### Set task
Reproduce every entry exactly.

### Supplied entries
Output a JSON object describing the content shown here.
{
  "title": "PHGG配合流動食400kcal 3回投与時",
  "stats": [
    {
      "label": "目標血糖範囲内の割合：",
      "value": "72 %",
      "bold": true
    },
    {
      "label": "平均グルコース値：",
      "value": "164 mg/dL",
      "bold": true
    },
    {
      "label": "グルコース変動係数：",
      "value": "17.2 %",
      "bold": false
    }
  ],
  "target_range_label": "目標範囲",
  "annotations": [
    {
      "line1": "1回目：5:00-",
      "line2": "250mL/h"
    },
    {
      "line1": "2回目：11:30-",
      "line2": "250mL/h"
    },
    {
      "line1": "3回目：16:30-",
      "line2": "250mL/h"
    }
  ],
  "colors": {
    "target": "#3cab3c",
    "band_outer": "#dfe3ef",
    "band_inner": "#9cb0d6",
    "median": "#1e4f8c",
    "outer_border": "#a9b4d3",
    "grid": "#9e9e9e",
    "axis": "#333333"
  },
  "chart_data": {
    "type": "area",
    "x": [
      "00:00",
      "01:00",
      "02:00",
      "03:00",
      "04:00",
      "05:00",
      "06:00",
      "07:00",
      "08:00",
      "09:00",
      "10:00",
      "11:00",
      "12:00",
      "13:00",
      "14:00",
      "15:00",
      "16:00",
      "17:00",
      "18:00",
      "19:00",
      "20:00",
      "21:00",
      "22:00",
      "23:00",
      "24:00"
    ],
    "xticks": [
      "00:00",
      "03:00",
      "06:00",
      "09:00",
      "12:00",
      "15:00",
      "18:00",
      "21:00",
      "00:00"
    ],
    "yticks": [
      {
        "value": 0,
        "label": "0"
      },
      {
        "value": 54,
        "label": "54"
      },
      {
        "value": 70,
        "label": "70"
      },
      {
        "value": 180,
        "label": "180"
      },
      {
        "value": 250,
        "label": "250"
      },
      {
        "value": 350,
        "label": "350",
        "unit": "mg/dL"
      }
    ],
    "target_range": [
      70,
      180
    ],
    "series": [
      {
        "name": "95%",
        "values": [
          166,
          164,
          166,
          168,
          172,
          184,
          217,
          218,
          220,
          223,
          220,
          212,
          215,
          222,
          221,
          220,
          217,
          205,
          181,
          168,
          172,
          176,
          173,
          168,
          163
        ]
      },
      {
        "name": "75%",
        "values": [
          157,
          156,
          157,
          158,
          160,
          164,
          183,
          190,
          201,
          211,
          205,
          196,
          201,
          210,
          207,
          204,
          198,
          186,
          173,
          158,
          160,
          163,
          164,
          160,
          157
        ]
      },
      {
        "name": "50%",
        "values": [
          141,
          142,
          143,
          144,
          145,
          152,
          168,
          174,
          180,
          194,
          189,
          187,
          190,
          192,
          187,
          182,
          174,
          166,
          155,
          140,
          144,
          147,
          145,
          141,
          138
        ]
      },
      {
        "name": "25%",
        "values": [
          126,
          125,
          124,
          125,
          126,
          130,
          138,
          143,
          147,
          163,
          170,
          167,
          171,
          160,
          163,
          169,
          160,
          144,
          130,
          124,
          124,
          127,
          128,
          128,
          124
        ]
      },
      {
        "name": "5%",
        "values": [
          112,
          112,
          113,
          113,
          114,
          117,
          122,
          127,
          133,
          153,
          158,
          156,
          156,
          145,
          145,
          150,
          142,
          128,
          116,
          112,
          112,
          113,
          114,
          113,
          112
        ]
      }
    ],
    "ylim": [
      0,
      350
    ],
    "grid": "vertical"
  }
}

### Complete output
Output a JSON object describing the content shown here.
{
  "title": "PHGG配合流動食400kcal 3回投与時",
  "stats": [
    {
      "label": "目標血糖範囲内の割合：",
      "value": "72 %",
      "bold": true
    },
    {
      "label": "平均グルコース値：",
      "value": "164 mg/dL",
      "bold": true
    },
    {
      "label": "グルコース変動係数：",
      "value": "17.2 %",
      "bold": false
    }
  ],
  "target_range_label": "目標範囲",
  "annotations": [
    {
      "line1": "1回目：5:00-",
      "line2": "250mL/h"
    },
    {
      "line1": "2回目：11:30-",
      "line2": "250mL/h"
    },
    {
      "line1": "3回目：16:30-",
      "line2": "250mL/h"
    }
  ],
  "colors": {
    "target": "#3cab3c",
    "band_outer": "#dfe3ef",
    "band_inner": "#9cb0d6",
    "median": "#1e4f8c",
    "outer_border": "#a9b4d3",
    "grid": "#9e9e9e",
    "axis": "#333333"
  },
  "chart_data": {
    "type": "area",
    "x": [
      "00:00",
      "01:00",
      "02:00",
      "03:00",
      "04:00",
      "05:00",
      "06:00",
      "07:00",
      "08:00",
      "09:00",
      "10:00",
      "11:00",
      "12:00",
      "13:00",
      "14:00",
      "15:00",
      "16:00",
      "17:00",
      "18:00",
      "19:00",
      "20:00",
      "21:00",
      "22:00",
      "23:00",
      "24:00"
    ],
    "xticks": [
      "00:00",
      "03:00",
      "06:00",
      "09:00",
      "12:00",
      "15:00",
      "18:00",
      "21:00",
      "00:00"
    ],
    "yticks": [
      {
        "value": 0,
        "label": "0"
      },
      {
        "value": 54,
        "label": "54"
      },
      {
        "value": 70,
        "label": "70"
      },
      {
        "value": 180,
        "label": "180"
      },
      {
        "value": 250,
        "label": "250"
      },
      {
        "value": 350,
        "label": "350",
        "unit": "mg/dL"
      }
    ],
    "target_range": [
      70,
      180
    ],
    "series": [
      {
        "name": "95%",
        "values": [
          166,
          164,
          166,
          168,
          172,
          184,
          217,
          218,
          220,
          223,
          220,
          212,
          215,
          222,
          221,
          220,
          217,
          205,
          181,
          168,
          172,
          176,
          173,
          168,
          163
        ]
      },
      {
        "name": "75%",
        "values": [
          157,
          156,
          157,
          158,
          160,
          164,
          183,
          190,
          201,
          211,
          205,
          196,
          201,
          210,
          207,
          204,
          198,
          186,
          173,
          158,
          160,
          163,
          164,
          160,
          157
        ]
      },
      {
        "name": "50%",
        "values": [
          141,
          142,
          143,
          144,
          145,
          152,
          168,
          174,
          180,
          194,
          189,
          187,
          190,
          192,
          187,
          182,
          174,
          166,
          155,
          140,
          144,
          147,
          145,
          141,
          138
        ]
      },
      {
        "name": "25%",
        "values": [
          126,
          125,
          124,
          125,
          126,
          130,
          138,
          143,
          147,
          163,
          170,
          167,
          171,
          160,
          163,
          169,
          160,
          144,
          130,
          124,
          124,
          127,
          128,
          128,
          124
        ]
      },
      {
        "name": "5%",
        "values": [
          112,
          112,
          113,
          113,
          114,
          117,
          122,
          127,
          133,
          153,
          158,
          156,
          156,
          145,
          145,
          150,
          142,
          128,
          116,
          112,
          112,
          113,
          114,
          113,
          112
        ]
      }
    ],
    "ylim": [
      0,
      350
    ],
    "grid": "vertical"
  }
}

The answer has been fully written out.